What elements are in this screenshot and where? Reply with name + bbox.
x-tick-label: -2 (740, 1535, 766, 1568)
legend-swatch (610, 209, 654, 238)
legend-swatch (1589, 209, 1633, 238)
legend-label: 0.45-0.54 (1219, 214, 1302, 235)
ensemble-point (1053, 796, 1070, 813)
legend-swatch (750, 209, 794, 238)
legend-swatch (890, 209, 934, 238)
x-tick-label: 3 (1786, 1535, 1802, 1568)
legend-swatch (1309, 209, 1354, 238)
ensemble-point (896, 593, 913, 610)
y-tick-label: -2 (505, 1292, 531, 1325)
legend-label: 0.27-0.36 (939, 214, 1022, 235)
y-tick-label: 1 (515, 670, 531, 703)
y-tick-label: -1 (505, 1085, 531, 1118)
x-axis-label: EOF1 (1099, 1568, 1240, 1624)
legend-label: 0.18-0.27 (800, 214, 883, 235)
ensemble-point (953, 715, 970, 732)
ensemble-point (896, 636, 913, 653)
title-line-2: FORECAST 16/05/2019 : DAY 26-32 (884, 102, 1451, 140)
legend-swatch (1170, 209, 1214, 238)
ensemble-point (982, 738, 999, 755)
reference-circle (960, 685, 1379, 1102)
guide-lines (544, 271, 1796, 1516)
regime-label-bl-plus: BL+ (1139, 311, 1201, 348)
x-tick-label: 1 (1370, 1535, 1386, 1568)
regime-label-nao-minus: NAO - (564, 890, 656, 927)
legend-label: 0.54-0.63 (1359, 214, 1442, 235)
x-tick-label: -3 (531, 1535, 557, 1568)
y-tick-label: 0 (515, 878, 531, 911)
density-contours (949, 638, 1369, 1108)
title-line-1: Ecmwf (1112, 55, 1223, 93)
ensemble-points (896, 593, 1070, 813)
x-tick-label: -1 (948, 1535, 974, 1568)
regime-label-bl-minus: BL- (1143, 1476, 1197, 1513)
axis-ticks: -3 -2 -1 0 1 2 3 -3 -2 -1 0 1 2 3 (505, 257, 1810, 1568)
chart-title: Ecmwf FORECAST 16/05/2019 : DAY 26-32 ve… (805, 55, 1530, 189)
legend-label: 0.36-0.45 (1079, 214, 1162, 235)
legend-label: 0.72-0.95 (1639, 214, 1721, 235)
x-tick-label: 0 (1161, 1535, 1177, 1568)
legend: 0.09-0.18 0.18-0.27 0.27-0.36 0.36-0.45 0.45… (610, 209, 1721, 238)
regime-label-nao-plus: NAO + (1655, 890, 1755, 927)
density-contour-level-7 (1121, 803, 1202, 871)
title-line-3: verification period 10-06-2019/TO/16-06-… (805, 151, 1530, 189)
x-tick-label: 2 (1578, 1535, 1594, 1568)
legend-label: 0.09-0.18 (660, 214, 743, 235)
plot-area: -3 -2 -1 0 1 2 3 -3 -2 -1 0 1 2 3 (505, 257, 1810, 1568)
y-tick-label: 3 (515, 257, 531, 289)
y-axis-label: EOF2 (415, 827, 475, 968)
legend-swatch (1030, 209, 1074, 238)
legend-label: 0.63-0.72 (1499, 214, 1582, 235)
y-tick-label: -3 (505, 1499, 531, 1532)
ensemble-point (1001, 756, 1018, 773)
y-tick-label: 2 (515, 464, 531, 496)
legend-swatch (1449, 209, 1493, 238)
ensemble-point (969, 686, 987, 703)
***
## Die Aufgabe
Schreibst du die ganze Liste neu und ersetzt dabei jedes „legend-swatch“ durch „legend-marker“? Alles andere bleibt unverändert.

## Ausgearbeitete Lösung
What elements are in this screenshot and where? Reply with name + bbox.
x-tick-label: -2 (740, 1535, 766, 1568)
legend-marker (610, 209, 654, 238)
legend-marker (1589, 209, 1633, 238)
legend-label: 0.45-0.54 (1219, 214, 1302, 235)
ensemble-point (1053, 796, 1070, 813)
legend-marker (750, 209, 794, 238)
legend-marker (890, 209, 934, 238)
x-tick-label: 3 (1786, 1535, 1802, 1568)
legend-marker (1309, 209, 1354, 238)
ensemble-point (896, 593, 913, 610)
y-tick-label: -2 (505, 1292, 531, 1325)
legend-label: 0.27-0.36 (939, 214, 1022, 235)
y-tick-label: 1 (515, 670, 531, 703)
y-tick-label: -1 (505, 1085, 531, 1118)
x-axis-label: EOF1 (1099, 1568, 1240, 1624)
legend-label: 0.18-0.27 (800, 214, 883, 235)
ensemble-point (953, 715, 970, 732)
ensemble-point (896, 636, 913, 653)
title-line-2: FORECAST 16/05/2019 : DAY 26-32 (884, 102, 1451, 140)
legend-marker (1170, 209, 1214, 238)
ensemble-point (982, 738, 999, 755)
reference-circle (960, 685, 1379, 1102)
guide-lines (544, 271, 1796, 1516)
regime-label-bl-plus: BL+ (1139, 311, 1201, 348)
x-tick-label: 1 (1370, 1535, 1386, 1568)
regime-label-nao-minus: NAO - (564, 890, 656, 927)
legend-label: 0.54-0.63 (1359, 214, 1442, 235)
x-tick-label: -3 (531, 1535, 557, 1568)
y-tick-label: 0 (515, 878, 531, 911)
density-contours (949, 638, 1369, 1108)
title-line-1: Ecmwf (1112, 55, 1223, 93)
ensemble-points (896, 593, 1070, 813)
x-tick-label: -1 (948, 1535, 974, 1568)
regime-label-bl-minus: BL- (1143, 1476, 1197, 1513)
axis-ticks: -3 -2 -1 0 1 2 3 -3 -2 -1 0 1 2 3 (505, 257, 1810, 1568)
chart-title: Ecmwf FORECAST 16/05/2019 : DAY 26-32 ve… (805, 55, 1530, 189)
legend-label: 0.36-0.45 (1079, 214, 1162, 235)
legend-label: 0.72-0.95 (1639, 214, 1721, 235)
x-tick-label: 0 (1161, 1535, 1177, 1568)
legend: 0.09-0.18 0.18-0.27 0.27-0.36 0.36-0.45 0.45… (610, 209, 1721, 238)
regime-label-nao-plus: NAO + (1655, 890, 1755, 927)
density-contour-level-7 (1121, 803, 1202, 871)
title-line-3: verification period 10-06-2019/TO/16-06-… (805, 151, 1530, 189)
x-tick-label: 2 (1578, 1535, 1594, 1568)
legend-label: 0.09-0.18 (660, 214, 743, 235)
plot-area: -3 -2 -1 0 1 2 3 -3 -2 -1 0 1 2 3 (505, 257, 1810, 1568)
y-tick-label: 3 (515, 257, 531, 289)
y-axis-label: EOF2 (415, 827, 475, 968)
legend-marker (1030, 209, 1074, 238)
legend-label: 0.63-0.72 (1499, 214, 1582, 235)
y-tick-label: -3 (505, 1499, 531, 1532)
ensemble-point (1001, 756, 1018, 773)
y-tick-label: 2 (515, 464, 531, 496)
legend-marker (1449, 209, 1493, 238)
ensemble-point (969, 686, 987, 703)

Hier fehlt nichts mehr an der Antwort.